>> Start
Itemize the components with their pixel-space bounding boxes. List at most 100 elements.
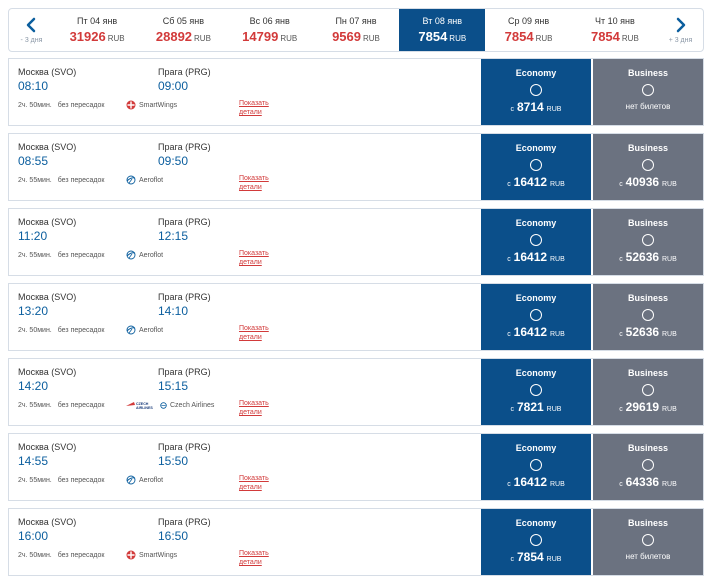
- day-tab[interactable]: Пт 04 янв 31926 RUB: [54, 9, 140, 51]
- price-prefix: с: [619, 181, 623, 188]
- svg-text:AIRLINES: AIRLINES: [136, 406, 153, 410]
- business-fare-option[interactable]: Business с 52636 RUB: [593, 209, 703, 275]
- show-details-link[interactable]: Показать детали: [239, 324, 279, 342]
- show-details-link[interactable]: Показать детали: [239, 174, 279, 192]
- radio-button-icon[interactable]: [530, 459, 542, 471]
- radio-button-icon[interactable]: [530, 234, 542, 246]
- economy-fare-option[interactable]: Economy с 7854 RUB: [481, 509, 591, 575]
- economy-fare-title: Economy: [515, 218, 557, 228]
- price-currency: RUB: [546, 556, 562, 563]
- price-amount: 29619: [625, 400, 660, 414]
- price-currency: RUB: [550, 181, 565, 188]
- day-tab-currency: RUB: [194, 34, 211, 43]
- price-prefix: с: [619, 406, 623, 413]
- airline: Aeroflot: [126, 175, 163, 185]
- radio-button-icon[interactable]: [642, 459, 654, 471]
- price-amount: 64336: [625, 475, 660, 489]
- radio-button-icon[interactable]: [530, 534, 542, 546]
- day-tab[interactable]: Вс 06 янв 14799 RUB: [227, 9, 313, 51]
- show-details-link[interactable]: Показать детали: [239, 249, 279, 267]
- day-tab-price: 7854 RUB: [591, 29, 639, 44]
- economy-fare-option[interactable]: Economy с 16412 RUB: [481, 134, 591, 200]
- flight-stops: без пересадок: [57, 552, 105, 559]
- radio-button-icon[interactable]: [642, 534, 654, 546]
- business-fare-option[interactable]: Business с 40936 RUB: [593, 134, 703, 200]
- price-amount: 7854: [517, 550, 544, 564]
- business-fare-title: Business: [627, 143, 669, 153]
- flight-meta: 2ч. 55мин. без пересадок: [18, 402, 104, 409]
- price-currency: RUB: [546, 406, 562, 413]
- business-fare-option[interactable]: Business с 52636 RUB: [593, 284, 703, 350]
- day-tab-selected[interactable]: Вт 08 янв 7854 RUB: [399, 9, 486, 51]
- flight-meta: 2ч. 50мин. без пересадок: [18, 552, 104, 559]
- day-tab-price: 31926 RUB: [70, 29, 125, 44]
- day-tab-price: 7854 RUB: [505, 29, 553, 44]
- day-tab-label: Пт 04 янв: [76, 16, 118, 26]
- price-prefix: с: [619, 331, 623, 338]
- radio-button-icon[interactable]: [530, 84, 542, 96]
- show-details-line1: Показать: [239, 325, 269, 332]
- day-tab-price-amount: 31926: [69, 29, 106, 44]
- departure-time: 16:00: [18, 529, 49, 543]
- prev-days-button[interactable]: - 3 дня: [9, 9, 54, 51]
- business-fare-option[interactable]: Business с 64336 RUB: [593, 434, 703, 500]
- day-tab[interactable]: Чт 10 янв 7854 RUB: [572, 9, 658, 51]
- departure-time: 08:10: [18, 79, 49, 93]
- economy-fare-option[interactable]: Economy с 16412 RUB: [481, 209, 591, 275]
- arrival: Прага (PRG) 12:15: [158, 217, 211, 243]
- flight-stops: без пересадок: [57, 477, 105, 484]
- show-details-link[interactable]: Показать детали: [239, 99, 279, 117]
- arrival-city: Прага (PRG): [158, 67, 211, 77]
- arrival-city: Прага (PRG): [158, 442, 211, 452]
- airline: CZECH AIRLINES Czech Airlines: [126, 400, 214, 410]
- arrival-time: 15:15: [158, 379, 189, 393]
- arrival-time: 15:50: [158, 454, 189, 468]
- economy-fare-option[interactable]: Economy с 8714 RUB: [481, 59, 591, 125]
- flight-row: Москва (SVO) 14:55 Прага (PRG) 15:50 2ч. 55м…: [8, 433, 704, 501]
- show-details-link[interactable]: Показать детали: [239, 549, 279, 567]
- radio-button-icon[interactable]: [530, 309, 542, 321]
- flight-duration: 2ч. 50мин.: [18, 327, 52, 334]
- radio-button-icon[interactable]: [642, 309, 654, 321]
- economy-fare-option[interactable]: Economy с 7821 RUB: [481, 359, 591, 425]
- economy-fare-option[interactable]: Economy с 16412 RUB: [481, 434, 591, 500]
- day-tab-price: 14799 RUB: [242, 29, 297, 44]
- arrival: Прага (PRG) 15:50: [158, 442, 211, 468]
- radio-button-icon[interactable]: [642, 234, 654, 246]
- date-strip: - 3 дня Пт 04 янв 31926 RUB Сб 05 янв 28892 R…: [8, 8, 704, 52]
- departure-time: 13:20: [18, 304, 49, 318]
- arrival-time: 09:50: [158, 154, 189, 168]
- day-tab[interactable]: Пн 07 янв 9569 RUB: [313, 9, 399, 51]
- arrival: Прага (PRG) 14:10: [158, 292, 211, 318]
- radio-button-icon[interactable]: [642, 84, 654, 96]
- show-details-link[interactable]: Показать детали: [239, 399, 279, 417]
- business-fare-title: Business: [627, 443, 669, 453]
- day-tab[interactable]: Ср 09 янв 7854 RUB: [485, 9, 571, 51]
- next-days-label: + 3 дня: [668, 36, 693, 44]
- price-currency: RUB: [662, 406, 677, 413]
- aeroflot-logo-icon: [126, 175, 136, 185]
- radio-button-icon[interactable]: [530, 384, 542, 396]
- next-days-button[interactable]: + 3 дня: [658, 9, 703, 51]
- economy-fare-option[interactable]: Economy с 16412 RUB: [481, 284, 591, 350]
- business-fare-option[interactable]: Business нет билетов: [593, 59, 703, 125]
- economy-fare-price: с 16412 RUB: [481, 325, 591, 339]
- show-details-link[interactable]: Показать детали: [239, 474, 279, 492]
- day-tab[interactable]: Сб 05 янв 28892 RUB: [140, 9, 226, 51]
- flight-meta: 2ч. 55мин. без пересадок: [18, 252, 104, 259]
- airline: Aeroflot: [126, 325, 163, 335]
- day-tab-currency: RUB: [449, 34, 467, 43]
- business-fare-option[interactable]: Business нет билетов: [593, 509, 703, 575]
- arrival-time: 16:50: [158, 529, 189, 543]
- day-tab-price: 7854 RUB: [418, 29, 466, 44]
- business-fare-option[interactable]: Business с 29619 RUB: [593, 359, 703, 425]
- radio-button-icon[interactable]: [530, 159, 542, 171]
- flight-stops: без пересадок: [57, 402, 105, 409]
- airline: Aeroflot: [126, 475, 163, 485]
- radio-button-icon[interactable]: [642, 384, 654, 396]
- day-tab-label: Вс 06 янв: [249, 16, 290, 26]
- arrival-time: 12:15: [158, 229, 189, 243]
- flight-duration: 2ч. 55мин.: [18, 477, 52, 484]
- flight-row: Москва (SVO) 11:20 Прага (PRG) 12:15 2ч. 55м…: [8, 208, 704, 276]
- radio-button-icon[interactable]: [642, 159, 654, 171]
>> End
→ **Written task**: Lay out every line of the material above as a numbered list, omitting blank lines and leaving out the pictures.

→ **Answer to this problem**:
1. Itemize the components with their pixel-space bounding boxes. List at most 100 elements.
2. - day-tab[interactable]: Пт 04 янв 31926 RUB: [54, 9, 140, 51]
3. - price-prefix: с: [619, 181, 623, 188]
4. - svg-text:AIRLINES: AIRLINES: [136, 406, 153, 410]
5. - business-fare-option[interactable]: Business с 52636 RUB: [593, 209, 703, 275]
6. - show-details-link[interactable]: Показать детали: [239, 324, 279, 342]
7. - show-details-link[interactable]: Показать детали: [239, 174, 279, 192]
8. - radio-button-icon[interactable]: [530, 459, 542, 471]
9. - radio-button-icon[interactable]: [530, 234, 542, 246]
10. - economy-fare-option[interactable]: Economy с 7854 RUB: [481, 509, 591, 575]
11. - economy-fare-title: Economy: [515, 218, 557, 228]
12. - price-currency: RUB: [546, 556, 562, 563]
13. - price-amount: 29619: [625, 400, 660, 414]
14. - price-currency: RUB: [550, 181, 565, 188]
15. - day-tab-currency: RUB: [194, 34, 211, 43]
16. - price-prefix: с: [619, 406, 623, 413]
17. - airline: Aeroflot: [126, 175, 163, 185]
18. - radio-button-icon[interactable]: [642, 459, 654, 471]
19. - price-amount: 64336: [625, 475, 660, 489]
20. - radio-button-icon[interactable]: [530, 534, 542, 546]
21. - day-tab[interactable]: Вс 06 янв 14799 RUB: [227, 9, 313, 51]
22. - show-details-link[interactable]: Показать детали: [239, 249, 279, 267]
23. - day-tab-price: 7854 RUB: [591, 29, 639, 44]
24. - economy-fare-option[interactable]: Economy с 16412 RUB: [481, 134, 591, 200]
25. - flight-stops: без пересадок: [57, 552, 105, 559]
26. - radio-button-icon[interactable]: [642, 534, 654, 546]
27. - business-fare-option[interactable]: Business с 40936 RUB: [593, 134, 703, 200]
28. - price-amount: 7854: [517, 550, 544, 564]
29. - business-fare-title: Business: [627, 143, 669, 153]
30. - flight-meta: 2ч. 55мин. без пересадок: [18, 402, 104, 409]
31. - price-currency: RUB: [546, 406, 562, 413]
32. - business-fare-option[interactable]: Business с 52636 RUB: [593, 284, 703, 350]
33. - day-tab-selected[interactable]: Вт 08 янв 7854 RUB: [399, 9, 486, 51]
34. - flight-meta: 2ч. 50мин. без пересадок: [18, 552, 104, 559]
35. - day-tab-price: 31926 RUB: [70, 29, 125, 44]
36. - day-tab-price: 7854 RUB: [505, 29, 553, 44]
37. - day-tab-label: Пт 04 янв: [76, 16, 118, 26]
38. - price-prefix: с: [619, 331, 623, 338]
39. - radio-button-icon[interactable]: [530, 84, 542, 96]
40. - show-details-line1: Показать: [239, 325, 269, 332]
41. - day-tab-price-amount: 31926: [69, 29, 106, 44]
42. - departure-time: 16:00: [18, 529, 49, 543]
43. - prev-days-button[interactable]: - 3 дня: [9, 9, 54, 51]
44. - business-fare-option[interactable]: Business с 64336 RUB: [593, 434, 703, 500]
45. - day-tab[interactable]: Чт 10 янв 7854 RUB: [572, 9, 658, 51]
46. - departure-time: 08:10: [18, 79, 49, 93]
47. - economy-fare-option[interactable]: Economy с 16412 RUB: [481, 209, 591, 275]
48. - arrival: Прага (PRG) 12:15: [158, 217, 211, 243]
49. - flight-stops: без пересадок: [57, 477, 105, 484]
50. - show-details-link[interactable]: Показать детали: [239, 99, 279, 117]
51. - arrival-city: Прага (PRG): [158, 67, 211, 77]
52. - arrival-city: Прага (PRG): [158, 442, 211, 452]
53. - airline: CZECH AIRLINES Czech Airlines: [126, 400, 214, 410]
54. - arrival-time: 15:15: [158, 379, 189, 393]
55. - arrival-time: 15:50: [158, 454, 189, 468]
56. - economy-fare-option[interactable]: Economy с 8714 RUB: [481, 59, 591, 125]
57. - flight-row: Москва (SVO) 14:55 Прага (PRG) 15:50 2ч. 55м…: [8, 433, 704, 501]
58. - show-details-link[interactable]: Показать детали: [239, 549, 279, 567]
59. - radio-button-icon[interactable]: [530, 309, 542, 321]
60. - flight-duration: 2ч. 50мин.: [18, 327, 52, 334]
61. - radio-button-icon[interactable]: [642, 309, 654, 321]
62. - economy-fare-option[interactable]: Economy с 7821 RUB: [481, 359, 591, 425]
63. - economy-fare-option[interactable]: Economy с 16412 RUB: [481, 434, 591, 500]
64. - day-tab-price: 14799 RUB: [242, 29, 297, 44]
65. - arrival: Прага (PRG) 15:50: [158, 442, 211, 468]
66. - radio-button-icon[interactable]: [642, 234, 654, 246]
67. - date-strip: - 3 дня Пт 04 янв 31926 RUB Сб 05 янв 28892 R…: [8, 8, 704, 52]
68. - departure-time: 13:20: [18, 304, 49, 318]
69. - arrival-time: 09:50: [158, 154, 189, 168]
70. - day-tab[interactable]: Пн 07 янв 9569 RUB: [313, 9, 399, 51]
71. - arrival: Прага (PRG) 14:10: [158, 292, 211, 318]
72. - radio-button-icon[interactable]: [642, 84, 654, 96]
73. - show-details-link[interactable]: Показать детали: [239, 399, 279, 417]
74. - business-fare-title: Business: [627, 443, 669, 453]
75. - day-tab[interactable]: Ср 09 янв 7854 RUB: [485, 9, 571, 51]
76. - next-days-label: + 3 дня: [668, 36, 693, 44]
77. - price-currency: RUB: [662, 406, 677, 413]
78. - aeroflot-logo-icon: [126, 175, 136, 185]
79. - radio-button-icon[interactable]: [530, 384, 542, 396]
80. - next-days-button[interactable]: + 3 дня: [658, 9, 703, 51]
81. - economy-fare-option[interactable]: Economy с 16412 RUB: [481, 284, 591, 350]
82. - business-fare-option[interactable]: Business нет билетов: [593, 59, 703, 125]
83. - economy-fare-price: с 16412 RUB: [481, 325, 591, 339]
84. - show-details-link[interactable]: Показать детали: [239, 474, 279, 492]
85. - day-tab[interactable]: Сб 05 янв 28892 RUB: [140, 9, 226, 51]
86. - flight-meta: 2ч. 55мин. без пересадок: [18, 252, 104, 259]
87. - airline: Aeroflot: [126, 325, 163, 335]
88. - day-tab-currency: RUB: [449, 34, 467, 43]
89. - business-fare-option[interactable]: Business нет билетов: [593, 509, 703, 575]
90. - arrival-time: 16:50: [158, 529, 189, 543]
91. - day-tab-price: 7854 RUB: [418, 29, 466, 44]
92. - business-fare-option[interactable]: Business с 29619 RUB: [593, 359, 703, 425]
93. - radio-button-icon[interactable]: [530, 159, 542, 171]
94. - flight-stops: без пересадок: [57, 402, 105, 409]
95. - airline: Aeroflot: [126, 475, 163, 485]
96. - radio-button-icon[interactable]: [642, 384, 654, 396]
97. - day-tab-label: Вс 06 янв: [249, 16, 290, 26]
98. - arrival-time: 12:15: [158, 229, 189, 243]
99. - flight-duration: 2ч. 55мин.: [18, 477, 52, 484]
100. - flight-row: Москва (SVO) 11:20 Прага (PRG) 12:15 2ч. 55м…: [8, 208, 704, 276]
101. - radio-button-icon[interactable]: [642, 159, 654, 171]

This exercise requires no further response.